----- The data
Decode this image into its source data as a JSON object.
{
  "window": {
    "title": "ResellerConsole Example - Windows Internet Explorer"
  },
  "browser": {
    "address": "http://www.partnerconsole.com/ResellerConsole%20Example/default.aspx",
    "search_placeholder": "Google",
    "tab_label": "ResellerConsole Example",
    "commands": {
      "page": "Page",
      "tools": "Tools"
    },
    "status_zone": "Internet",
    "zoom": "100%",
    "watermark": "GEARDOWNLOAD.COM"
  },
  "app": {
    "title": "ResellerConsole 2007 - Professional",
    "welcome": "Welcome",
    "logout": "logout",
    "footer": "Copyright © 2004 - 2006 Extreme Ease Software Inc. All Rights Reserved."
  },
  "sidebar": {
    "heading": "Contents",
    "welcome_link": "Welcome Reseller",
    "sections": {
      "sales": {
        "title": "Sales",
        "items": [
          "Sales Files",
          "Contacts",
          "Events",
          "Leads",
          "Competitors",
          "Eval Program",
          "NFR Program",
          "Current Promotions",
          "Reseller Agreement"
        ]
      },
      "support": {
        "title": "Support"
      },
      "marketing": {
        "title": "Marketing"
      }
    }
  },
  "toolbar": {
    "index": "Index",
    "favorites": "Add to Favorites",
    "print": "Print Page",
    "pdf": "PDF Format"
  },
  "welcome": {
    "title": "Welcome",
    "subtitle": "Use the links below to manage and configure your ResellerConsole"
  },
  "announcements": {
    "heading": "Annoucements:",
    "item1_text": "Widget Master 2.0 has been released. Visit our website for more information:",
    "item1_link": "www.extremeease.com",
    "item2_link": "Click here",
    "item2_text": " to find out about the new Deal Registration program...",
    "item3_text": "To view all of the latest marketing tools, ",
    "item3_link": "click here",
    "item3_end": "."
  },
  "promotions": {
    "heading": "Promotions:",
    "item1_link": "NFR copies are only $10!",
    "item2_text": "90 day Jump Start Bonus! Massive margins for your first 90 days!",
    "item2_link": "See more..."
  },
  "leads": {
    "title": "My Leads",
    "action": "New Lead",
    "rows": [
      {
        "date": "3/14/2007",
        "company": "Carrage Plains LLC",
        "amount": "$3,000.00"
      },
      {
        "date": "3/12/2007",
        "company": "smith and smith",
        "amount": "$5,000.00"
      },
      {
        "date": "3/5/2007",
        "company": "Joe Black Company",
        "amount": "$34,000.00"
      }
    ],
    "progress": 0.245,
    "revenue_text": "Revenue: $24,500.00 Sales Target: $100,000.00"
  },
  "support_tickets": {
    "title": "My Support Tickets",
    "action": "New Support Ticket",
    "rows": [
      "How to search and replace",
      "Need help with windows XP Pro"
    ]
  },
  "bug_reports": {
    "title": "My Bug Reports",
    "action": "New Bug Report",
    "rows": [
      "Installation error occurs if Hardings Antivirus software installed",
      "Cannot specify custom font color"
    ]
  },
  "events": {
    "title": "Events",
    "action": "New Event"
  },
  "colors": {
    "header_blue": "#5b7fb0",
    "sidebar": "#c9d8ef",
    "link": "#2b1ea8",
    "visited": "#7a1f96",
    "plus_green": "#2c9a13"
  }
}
----------
Assignment
Reproduce all of the records exactly.

Answer box
Decode this image into its source data as a JSON object.
{
  "window": {
    "title": "ResellerConsole Example - Windows Internet Explorer"
  },
  "browser": {
    "address": "http://www.partnerconsole.com/ResellerConsole%20Example/default.aspx",
    "search_placeholder": "Google",
    "tab_label": "ResellerConsole Example",
    "commands": {
      "page": "Page",
      "tools": "Tools"
    },
    "status_zone": "Internet",
    "zoom": "100%",
    "watermark": "GEARDOWNLOAD.COM"
  },
  "app": {
    "title": "ResellerConsole 2007 - Professional",
    "welcome": "Welcome",
    "logout": "logout",
    "footer": "Copyright © 2004 - 2006 Extreme Ease Software Inc. All Rights Reserved."
  },
  "sidebar": {
    "heading": "Contents",
    "welcome_link": "Welcome Reseller",
    "sections": {
      "sales": {
        "title": "Sales",
        "items": [
          "Sales Files",
          "Contacts",
          "Events",
          "Leads",
          "Competitors",
          "Eval Program",
          "NFR Program",
          "Current Promotions",
          "Reseller Agreement"
        ]
      },
      "support": {
        "title": "Support"
      },
      "marketing": {
        "title": "Marketing"
      }
    }
  },
  "toolbar": {
    "index": "Index",
    "favorites": "Add to Favorites",
    "print": "Print Page",
    "pdf": "PDF Format"
  },
  "welcome": {
    "title": "Welcome",
    "subtitle": "Use the links below to manage and configure your ResellerConsole"
  },
  "announcements": {
    "heading": "Annoucements:",
    "item1_text": "Widget Master 2.0 has been released. Visit our website for more information:",
    "item1_link": "www.extremeease.com",
    "item2_link": "Click here",
    "item2_text": " to find out about the new Deal Registration program...",
    "item3_text": "To view all of the latest marketing tools, ",
    "item3_link": "click here",
    "item3_end": "."
  },
  "promotions": {
    "heading": "Promotions:",
    "item1_link": "NFR copies are only $10!",
    "item2_text": "90 day Jump Start Bonus! Massive margins for your first 90 days!",
    "item2_link": "See more..."
  },
  "leads": {
    "title": "My Leads",
    "action": "New Lead",
    "rows": [
      {
        "date": "3/14/2007",
        "company": "Carrage Plains LLC",
        "amount": "$3,000.00"
      },
      {
        "date": "3/12/2007",
        "company": "smith and smith",
        "amount": "$5,000.00"
      },
      {
        "date": "3/5/2007",
        "company": "Joe Black Company",
        "amount": "$34,000.00"
      }
    ],
    "progress": 0.245,
    "revenue_text": "Revenue: $24,500.00 Sales Target: $100,000.00"
  },
  "support_tickets": {
    "title": "My Support Tickets",
    "action": "New Support Ticket",
    "rows": [
      "How to search and replace",
      "Need help with windows XP Pro"
    ]
  },
  "bug_reports": {
    "title": "My Bug Reports",
    "action": "New Bug Report",
    "rows": [
      "Installation error occurs if Hardings Antivirus software installed",
      "Cannot specify custom font color"
    ]
  },
  "events": {
    "title": "Events",
    "action": "New Event"
  },
  "colors": {
    "header_blue": "#5b7fb0",
    "sidebar": "#c9d8ef",
    "link": "#2b1ea8",
    "visited": "#7a1f96",
    "plus_green": "#2c9a13"
  }
}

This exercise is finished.